- _TASKS TO PERFORM_
a) Please echo the OpenStack upgrade post word for word.
b) Rewrite the stretch of the records from their start through the line containing "grid-cell-r8c11[interactable]: B <box>333", changing "word-item" to "word-label" and leaving everything else unchanged. Give only those lines.

- _TEXT EXTRACT_
'''

The Devil, Juno

A long upgrade

Kalle Happonen

Geek. Product Owner @CSCfi

It's hard to find enough relevant Magic the Gathering card names for the blog post. It's much easier to come up with puns. And they're almost as awesome. So here we are.

Anyway, to the point. We're not on Icehouse anymore. Yay.

OpenStack upgrade Icehouse -> Juno

We recently updated our OpenStack service from Icehouse to Juno. Well, we had a few more things bundled into that. We needed to upgrade our frontend hosts to CentOS7. Well, plus moved them to new hardware. Also we changed our architecture. Oh, and we had a major power break when we had to shut everything down at the same time.

You might see where this is going. We had a big service break, where we thought we'd make big changes, since we had the break anyway. This caused big problems.

We basically bundled five updates into one.

'''

- _SUPPLIED DATA_
'''

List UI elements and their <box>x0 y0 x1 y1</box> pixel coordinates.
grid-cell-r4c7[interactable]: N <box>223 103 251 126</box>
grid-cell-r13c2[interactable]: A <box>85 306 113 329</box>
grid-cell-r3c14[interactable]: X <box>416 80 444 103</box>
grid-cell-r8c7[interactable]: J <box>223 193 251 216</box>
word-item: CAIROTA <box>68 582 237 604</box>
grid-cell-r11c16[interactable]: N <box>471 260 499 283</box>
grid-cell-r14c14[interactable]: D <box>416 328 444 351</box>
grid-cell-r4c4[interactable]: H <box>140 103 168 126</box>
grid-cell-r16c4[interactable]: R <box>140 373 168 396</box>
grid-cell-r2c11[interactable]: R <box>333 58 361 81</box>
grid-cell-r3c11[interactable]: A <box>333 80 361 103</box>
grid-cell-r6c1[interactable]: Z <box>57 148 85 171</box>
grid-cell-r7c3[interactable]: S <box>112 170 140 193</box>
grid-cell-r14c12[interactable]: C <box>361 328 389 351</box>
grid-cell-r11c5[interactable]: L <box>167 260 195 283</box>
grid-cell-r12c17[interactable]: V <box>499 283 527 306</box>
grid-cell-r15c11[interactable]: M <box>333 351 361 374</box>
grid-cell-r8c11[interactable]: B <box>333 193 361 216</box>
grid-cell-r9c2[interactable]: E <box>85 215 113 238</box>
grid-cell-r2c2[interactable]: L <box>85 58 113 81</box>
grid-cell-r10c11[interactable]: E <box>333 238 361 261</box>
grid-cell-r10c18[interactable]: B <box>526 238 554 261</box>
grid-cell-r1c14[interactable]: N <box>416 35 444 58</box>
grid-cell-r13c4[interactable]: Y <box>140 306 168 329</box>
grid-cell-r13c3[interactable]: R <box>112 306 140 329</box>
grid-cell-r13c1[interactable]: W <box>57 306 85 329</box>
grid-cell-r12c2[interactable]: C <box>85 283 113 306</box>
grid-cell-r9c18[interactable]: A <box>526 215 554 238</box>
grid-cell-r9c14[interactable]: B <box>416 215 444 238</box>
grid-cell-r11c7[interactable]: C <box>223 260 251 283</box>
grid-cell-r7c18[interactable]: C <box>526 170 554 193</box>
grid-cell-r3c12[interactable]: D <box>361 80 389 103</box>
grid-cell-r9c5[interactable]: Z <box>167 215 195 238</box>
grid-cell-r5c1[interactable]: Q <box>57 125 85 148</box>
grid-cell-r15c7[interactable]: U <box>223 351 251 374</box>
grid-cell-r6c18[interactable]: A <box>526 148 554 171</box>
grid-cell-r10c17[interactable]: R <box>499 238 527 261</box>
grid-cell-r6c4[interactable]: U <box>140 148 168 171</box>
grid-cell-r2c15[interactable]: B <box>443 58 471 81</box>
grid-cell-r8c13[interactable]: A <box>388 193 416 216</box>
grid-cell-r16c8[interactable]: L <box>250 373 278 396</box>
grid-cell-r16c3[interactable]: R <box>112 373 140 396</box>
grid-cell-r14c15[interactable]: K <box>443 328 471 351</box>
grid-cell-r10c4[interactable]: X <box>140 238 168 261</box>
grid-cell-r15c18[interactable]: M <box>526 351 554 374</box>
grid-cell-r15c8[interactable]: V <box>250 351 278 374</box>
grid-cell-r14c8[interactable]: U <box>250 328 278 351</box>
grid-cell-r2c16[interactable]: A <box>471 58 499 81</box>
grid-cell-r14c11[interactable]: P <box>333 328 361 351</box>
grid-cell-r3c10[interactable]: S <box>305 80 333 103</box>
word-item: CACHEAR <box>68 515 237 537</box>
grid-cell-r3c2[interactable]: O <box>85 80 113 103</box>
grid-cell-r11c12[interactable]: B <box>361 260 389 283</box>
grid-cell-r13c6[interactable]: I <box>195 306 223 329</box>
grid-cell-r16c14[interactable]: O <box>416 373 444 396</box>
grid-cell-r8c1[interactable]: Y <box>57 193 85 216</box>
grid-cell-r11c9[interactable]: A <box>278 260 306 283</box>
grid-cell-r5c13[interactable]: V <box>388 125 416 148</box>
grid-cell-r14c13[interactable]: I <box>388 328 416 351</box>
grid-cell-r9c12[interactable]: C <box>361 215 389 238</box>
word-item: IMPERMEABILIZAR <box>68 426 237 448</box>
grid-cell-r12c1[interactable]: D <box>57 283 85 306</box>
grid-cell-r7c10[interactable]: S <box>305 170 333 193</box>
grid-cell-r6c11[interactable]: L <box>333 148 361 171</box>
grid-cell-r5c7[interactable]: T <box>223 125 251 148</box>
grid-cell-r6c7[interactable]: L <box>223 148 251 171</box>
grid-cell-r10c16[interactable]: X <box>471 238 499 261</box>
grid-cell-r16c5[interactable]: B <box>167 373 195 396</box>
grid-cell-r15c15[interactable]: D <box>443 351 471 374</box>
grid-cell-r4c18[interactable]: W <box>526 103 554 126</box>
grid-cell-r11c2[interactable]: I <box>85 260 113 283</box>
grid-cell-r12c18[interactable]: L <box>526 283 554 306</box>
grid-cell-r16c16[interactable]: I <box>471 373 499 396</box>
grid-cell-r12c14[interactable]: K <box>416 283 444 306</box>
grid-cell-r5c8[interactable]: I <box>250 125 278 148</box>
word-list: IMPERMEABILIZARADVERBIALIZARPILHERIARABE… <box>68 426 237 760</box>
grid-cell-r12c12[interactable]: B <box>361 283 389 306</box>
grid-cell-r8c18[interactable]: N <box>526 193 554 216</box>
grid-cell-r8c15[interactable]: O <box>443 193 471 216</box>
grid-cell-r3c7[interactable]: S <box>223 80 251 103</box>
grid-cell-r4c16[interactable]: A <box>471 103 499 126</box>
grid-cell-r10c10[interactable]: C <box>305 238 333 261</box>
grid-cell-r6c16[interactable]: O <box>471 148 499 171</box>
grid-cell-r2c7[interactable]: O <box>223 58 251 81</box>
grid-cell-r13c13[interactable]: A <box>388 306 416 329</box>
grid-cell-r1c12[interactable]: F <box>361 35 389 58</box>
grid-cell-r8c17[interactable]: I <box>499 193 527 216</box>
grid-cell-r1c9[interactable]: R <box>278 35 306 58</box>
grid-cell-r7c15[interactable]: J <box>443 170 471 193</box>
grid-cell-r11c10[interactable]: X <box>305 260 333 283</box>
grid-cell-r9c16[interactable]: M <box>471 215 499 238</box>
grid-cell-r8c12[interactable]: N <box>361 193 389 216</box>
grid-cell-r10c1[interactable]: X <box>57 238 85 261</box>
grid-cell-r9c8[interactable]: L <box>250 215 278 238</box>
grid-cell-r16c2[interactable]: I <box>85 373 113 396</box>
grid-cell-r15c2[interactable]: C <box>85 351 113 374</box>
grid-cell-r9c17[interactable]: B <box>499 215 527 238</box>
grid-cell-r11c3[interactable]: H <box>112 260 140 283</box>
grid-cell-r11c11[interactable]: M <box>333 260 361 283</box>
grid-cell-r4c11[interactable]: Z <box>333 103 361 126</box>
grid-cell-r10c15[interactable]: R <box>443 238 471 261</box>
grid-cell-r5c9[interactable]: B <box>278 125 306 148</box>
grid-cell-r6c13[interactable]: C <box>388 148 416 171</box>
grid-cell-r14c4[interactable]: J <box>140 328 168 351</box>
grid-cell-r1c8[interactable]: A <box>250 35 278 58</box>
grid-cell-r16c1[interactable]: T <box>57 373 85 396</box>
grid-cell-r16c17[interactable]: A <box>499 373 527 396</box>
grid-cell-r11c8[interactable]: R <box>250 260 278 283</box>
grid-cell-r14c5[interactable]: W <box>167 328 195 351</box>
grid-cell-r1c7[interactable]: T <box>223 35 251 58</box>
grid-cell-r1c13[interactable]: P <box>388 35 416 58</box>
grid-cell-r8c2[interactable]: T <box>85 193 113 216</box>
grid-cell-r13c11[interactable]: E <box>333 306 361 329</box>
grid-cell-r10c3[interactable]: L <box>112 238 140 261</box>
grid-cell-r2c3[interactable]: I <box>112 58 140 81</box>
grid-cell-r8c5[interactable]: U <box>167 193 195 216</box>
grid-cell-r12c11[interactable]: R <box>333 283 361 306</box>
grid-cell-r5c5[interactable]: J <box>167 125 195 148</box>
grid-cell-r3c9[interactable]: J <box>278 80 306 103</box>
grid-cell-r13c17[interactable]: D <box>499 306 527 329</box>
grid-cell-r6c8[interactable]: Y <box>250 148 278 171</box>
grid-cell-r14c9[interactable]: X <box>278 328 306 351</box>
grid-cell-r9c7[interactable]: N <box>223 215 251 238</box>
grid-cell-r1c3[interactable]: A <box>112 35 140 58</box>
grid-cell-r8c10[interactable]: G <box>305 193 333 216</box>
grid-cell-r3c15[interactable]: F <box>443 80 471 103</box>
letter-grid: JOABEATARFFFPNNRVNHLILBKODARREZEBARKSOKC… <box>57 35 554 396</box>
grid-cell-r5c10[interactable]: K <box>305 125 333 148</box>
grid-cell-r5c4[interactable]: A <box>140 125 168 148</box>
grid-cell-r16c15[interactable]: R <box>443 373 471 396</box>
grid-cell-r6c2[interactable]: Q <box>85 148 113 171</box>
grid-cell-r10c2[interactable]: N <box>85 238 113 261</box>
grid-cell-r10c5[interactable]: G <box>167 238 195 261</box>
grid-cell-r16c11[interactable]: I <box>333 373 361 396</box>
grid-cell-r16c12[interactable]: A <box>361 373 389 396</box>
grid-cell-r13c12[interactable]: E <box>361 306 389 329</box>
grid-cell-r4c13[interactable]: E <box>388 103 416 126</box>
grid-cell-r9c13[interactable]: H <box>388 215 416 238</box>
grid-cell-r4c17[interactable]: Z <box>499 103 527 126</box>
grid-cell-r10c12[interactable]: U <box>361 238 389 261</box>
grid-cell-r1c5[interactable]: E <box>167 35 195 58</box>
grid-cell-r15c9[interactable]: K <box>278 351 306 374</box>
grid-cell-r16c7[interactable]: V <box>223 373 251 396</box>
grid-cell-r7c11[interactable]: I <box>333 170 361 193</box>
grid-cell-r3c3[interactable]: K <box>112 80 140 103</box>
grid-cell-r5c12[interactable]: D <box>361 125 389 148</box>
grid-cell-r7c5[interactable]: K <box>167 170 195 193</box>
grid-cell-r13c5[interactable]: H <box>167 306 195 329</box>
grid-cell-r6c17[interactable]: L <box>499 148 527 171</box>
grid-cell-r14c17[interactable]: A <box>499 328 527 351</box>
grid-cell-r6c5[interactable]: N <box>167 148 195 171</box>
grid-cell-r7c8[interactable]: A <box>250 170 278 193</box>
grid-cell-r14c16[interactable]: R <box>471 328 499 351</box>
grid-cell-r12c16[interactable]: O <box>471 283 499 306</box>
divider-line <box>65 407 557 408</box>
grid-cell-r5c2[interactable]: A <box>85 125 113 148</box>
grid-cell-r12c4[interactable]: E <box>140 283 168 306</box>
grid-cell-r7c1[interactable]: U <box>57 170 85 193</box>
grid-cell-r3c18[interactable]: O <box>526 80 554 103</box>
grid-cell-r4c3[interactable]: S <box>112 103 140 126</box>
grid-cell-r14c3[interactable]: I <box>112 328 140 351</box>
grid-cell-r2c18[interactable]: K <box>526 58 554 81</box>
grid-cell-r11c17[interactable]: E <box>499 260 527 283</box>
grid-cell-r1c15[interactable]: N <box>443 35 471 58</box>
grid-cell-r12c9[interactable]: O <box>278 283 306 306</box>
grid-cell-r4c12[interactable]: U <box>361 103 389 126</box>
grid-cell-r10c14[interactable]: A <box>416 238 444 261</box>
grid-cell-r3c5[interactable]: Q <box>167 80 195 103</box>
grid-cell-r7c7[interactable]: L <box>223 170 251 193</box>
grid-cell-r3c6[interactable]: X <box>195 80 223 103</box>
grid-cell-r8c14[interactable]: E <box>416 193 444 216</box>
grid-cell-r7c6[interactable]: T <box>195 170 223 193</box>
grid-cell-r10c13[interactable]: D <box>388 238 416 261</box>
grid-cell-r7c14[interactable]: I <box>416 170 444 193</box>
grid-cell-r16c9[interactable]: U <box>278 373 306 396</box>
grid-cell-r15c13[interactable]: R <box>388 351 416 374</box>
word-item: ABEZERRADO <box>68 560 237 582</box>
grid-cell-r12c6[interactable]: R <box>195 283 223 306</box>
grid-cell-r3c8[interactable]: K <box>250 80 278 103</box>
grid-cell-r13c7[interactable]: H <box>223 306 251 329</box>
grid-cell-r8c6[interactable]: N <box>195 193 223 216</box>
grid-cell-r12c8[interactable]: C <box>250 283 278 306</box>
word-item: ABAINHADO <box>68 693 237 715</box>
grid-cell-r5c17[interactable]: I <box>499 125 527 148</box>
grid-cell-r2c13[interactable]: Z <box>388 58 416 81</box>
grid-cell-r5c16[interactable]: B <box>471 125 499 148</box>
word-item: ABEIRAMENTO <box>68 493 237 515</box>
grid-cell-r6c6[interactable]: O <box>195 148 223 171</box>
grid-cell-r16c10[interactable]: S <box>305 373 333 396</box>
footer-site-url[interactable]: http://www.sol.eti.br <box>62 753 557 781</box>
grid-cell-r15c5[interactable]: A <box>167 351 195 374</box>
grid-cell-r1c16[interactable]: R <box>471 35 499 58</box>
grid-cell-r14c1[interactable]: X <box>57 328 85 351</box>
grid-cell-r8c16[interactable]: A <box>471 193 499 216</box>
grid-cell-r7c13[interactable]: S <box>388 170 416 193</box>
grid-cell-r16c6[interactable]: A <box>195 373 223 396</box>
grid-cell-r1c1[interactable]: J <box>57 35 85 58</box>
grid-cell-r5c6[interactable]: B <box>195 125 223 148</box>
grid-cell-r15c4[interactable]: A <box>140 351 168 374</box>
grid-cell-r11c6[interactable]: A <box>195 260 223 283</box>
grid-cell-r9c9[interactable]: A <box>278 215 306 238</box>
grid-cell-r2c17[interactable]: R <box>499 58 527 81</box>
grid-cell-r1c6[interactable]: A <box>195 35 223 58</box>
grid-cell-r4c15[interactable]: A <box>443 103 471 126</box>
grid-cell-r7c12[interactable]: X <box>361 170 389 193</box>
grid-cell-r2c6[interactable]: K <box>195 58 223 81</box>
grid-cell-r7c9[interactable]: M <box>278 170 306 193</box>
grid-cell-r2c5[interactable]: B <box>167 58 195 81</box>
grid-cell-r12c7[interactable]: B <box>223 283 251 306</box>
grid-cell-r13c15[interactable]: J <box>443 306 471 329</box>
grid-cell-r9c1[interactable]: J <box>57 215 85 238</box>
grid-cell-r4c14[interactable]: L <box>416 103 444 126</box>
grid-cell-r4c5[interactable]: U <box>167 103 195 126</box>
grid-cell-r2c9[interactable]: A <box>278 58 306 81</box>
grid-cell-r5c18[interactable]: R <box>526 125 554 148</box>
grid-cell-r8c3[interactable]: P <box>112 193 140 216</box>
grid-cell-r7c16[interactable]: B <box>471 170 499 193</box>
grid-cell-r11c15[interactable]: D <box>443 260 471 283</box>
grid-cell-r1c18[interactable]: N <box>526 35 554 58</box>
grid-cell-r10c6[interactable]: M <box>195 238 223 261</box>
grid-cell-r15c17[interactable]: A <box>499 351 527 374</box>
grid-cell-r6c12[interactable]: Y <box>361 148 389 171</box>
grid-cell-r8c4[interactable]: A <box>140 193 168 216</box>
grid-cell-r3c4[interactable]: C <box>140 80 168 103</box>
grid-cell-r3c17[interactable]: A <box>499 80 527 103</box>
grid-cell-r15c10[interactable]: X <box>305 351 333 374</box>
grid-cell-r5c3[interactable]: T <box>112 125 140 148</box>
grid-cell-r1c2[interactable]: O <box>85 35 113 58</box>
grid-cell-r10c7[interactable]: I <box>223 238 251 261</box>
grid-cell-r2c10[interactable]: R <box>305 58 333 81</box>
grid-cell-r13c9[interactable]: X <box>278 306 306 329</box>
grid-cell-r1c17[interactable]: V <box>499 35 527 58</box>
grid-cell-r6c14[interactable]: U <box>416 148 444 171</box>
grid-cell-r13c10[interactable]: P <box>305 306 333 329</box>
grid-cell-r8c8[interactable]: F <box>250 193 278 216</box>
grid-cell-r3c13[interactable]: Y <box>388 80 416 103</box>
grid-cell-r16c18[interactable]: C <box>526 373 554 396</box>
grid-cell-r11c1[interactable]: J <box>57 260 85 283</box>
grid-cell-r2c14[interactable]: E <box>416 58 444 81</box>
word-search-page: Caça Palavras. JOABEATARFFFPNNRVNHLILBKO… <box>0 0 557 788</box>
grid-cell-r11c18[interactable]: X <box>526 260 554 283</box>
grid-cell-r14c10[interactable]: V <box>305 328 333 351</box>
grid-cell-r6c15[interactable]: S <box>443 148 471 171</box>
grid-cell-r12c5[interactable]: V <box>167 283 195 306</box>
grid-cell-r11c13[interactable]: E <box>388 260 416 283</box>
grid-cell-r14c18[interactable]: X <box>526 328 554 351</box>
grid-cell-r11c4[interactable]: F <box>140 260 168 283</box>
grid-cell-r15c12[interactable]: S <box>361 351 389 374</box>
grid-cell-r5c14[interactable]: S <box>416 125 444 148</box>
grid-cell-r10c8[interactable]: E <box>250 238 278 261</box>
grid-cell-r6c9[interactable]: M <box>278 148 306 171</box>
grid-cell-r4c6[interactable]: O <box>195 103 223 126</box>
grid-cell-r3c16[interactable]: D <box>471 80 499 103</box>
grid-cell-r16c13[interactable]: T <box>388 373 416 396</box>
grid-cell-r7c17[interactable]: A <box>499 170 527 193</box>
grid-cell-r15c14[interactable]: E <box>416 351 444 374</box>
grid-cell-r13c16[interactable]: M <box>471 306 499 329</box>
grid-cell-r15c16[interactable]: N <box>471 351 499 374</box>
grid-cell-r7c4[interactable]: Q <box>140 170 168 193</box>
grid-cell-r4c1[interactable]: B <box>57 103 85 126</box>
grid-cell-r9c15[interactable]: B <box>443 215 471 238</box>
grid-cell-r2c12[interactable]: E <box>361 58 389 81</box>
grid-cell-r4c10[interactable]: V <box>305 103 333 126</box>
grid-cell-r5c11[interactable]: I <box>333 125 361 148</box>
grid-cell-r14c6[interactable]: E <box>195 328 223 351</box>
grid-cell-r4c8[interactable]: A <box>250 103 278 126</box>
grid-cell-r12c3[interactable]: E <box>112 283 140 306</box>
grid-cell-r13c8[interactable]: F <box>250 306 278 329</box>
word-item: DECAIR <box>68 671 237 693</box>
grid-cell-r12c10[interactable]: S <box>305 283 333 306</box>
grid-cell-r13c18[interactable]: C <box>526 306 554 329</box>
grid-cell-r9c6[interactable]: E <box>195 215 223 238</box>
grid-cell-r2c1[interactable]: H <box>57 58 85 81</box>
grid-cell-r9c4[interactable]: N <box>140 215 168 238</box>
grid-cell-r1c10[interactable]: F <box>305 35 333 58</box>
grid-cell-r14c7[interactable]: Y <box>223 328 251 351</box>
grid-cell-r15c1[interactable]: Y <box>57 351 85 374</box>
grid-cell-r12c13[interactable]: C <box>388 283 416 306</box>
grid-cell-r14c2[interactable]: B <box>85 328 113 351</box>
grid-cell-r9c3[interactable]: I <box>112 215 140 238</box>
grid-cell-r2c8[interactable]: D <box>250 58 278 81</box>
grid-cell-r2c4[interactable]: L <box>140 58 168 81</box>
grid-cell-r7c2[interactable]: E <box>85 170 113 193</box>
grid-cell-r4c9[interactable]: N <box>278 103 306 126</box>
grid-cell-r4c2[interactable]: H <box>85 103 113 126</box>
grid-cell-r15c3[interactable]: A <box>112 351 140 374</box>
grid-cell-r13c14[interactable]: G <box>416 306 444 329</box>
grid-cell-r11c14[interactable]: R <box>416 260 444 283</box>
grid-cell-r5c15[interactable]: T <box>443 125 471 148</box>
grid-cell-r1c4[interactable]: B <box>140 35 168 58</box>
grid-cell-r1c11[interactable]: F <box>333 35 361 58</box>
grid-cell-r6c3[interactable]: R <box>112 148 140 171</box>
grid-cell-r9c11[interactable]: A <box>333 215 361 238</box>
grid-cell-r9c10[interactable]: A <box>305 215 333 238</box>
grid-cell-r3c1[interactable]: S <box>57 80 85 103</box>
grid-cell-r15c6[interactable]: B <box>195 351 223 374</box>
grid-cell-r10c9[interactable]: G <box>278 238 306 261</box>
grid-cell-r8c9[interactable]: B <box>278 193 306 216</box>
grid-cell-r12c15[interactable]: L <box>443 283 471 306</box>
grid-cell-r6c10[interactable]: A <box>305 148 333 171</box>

'''

- _FINAL ANSWERS_
a)
The Devil, Juno

A long upgrade

Kalle Happonen

Geek. Product Owner @CSCfi

It's hard to find enough relevant Magic the Gathering card names for the blog post. It's much easier to come up with puns. And they're almost as awesome. So here we are.

Anyway, to the point. We're not on Icehouse anymore. Yay.

OpenStack upgrade Icehouse -> Juno

We recently updated our OpenStack service from Icehouse to Juno. Well, we had a few more things bundled into that. We needed to upgrade our frontend hosts to CentOS7. Well, plus moved them to new hardware. Also we changed our architecture. Oh, and we had a major power break when we had to shut everything down at the same time.

You might see where this is going. We had a big service break, where we thought we'd make big changes, since we had the break anyway. This caused big problems.

We basically bundled five updates into one.

b)
List UI elements and their <box>x0 y0 x1 y1</box> pixel coordinates.
grid-cell-r4c7[interactable]: N <box>223 103 251 126</box>
grid-cell-r13c2[interactable]: A <box>85 306 113 329</box>
grid-cell-r3c14[interactable]: X <box>416 80 444 103</box>
grid-cell-r8c7[interactable]: J <box>223 193 251 216</box>
word-label: CAIROTA <box>68 582 237 604</box>
grid-cell-r11c16[interactable]: N <box>471 260 499 283</box>
grid-cell-r14c14[interactable]: D <box>416 328 444 351</box>
grid-cell-r4c4[interactable]: H <box>140 103 168 126</box>
grid-cell-r16c4[interactable]: R <box>140 373 168 396</box>
grid-cell-r2c11[interactable]: R <box>333 58 361 81</box>
grid-cell-r3c11[interactable]: A <box>333 80 361 103</box>
grid-cell-r6c1[interactable]: Z <box>57 148 85 171</box>
grid-cell-r7c3[interactable]: S <box>112 170 140 193</box>
grid-cell-r14c12[interactable]: C <box>361 328 389 351</box>
grid-cell-r11c5[interactable]: L <box>167 260 195 283</box>
grid-cell-r12c17[interactable]: V <box>499 283 527 306</box>
grid-cell-r15c11[interactable]: M <box>333 351 361 374</box>
grid-cell-r8c11[interactable]: B <box>333 193 361 216</box>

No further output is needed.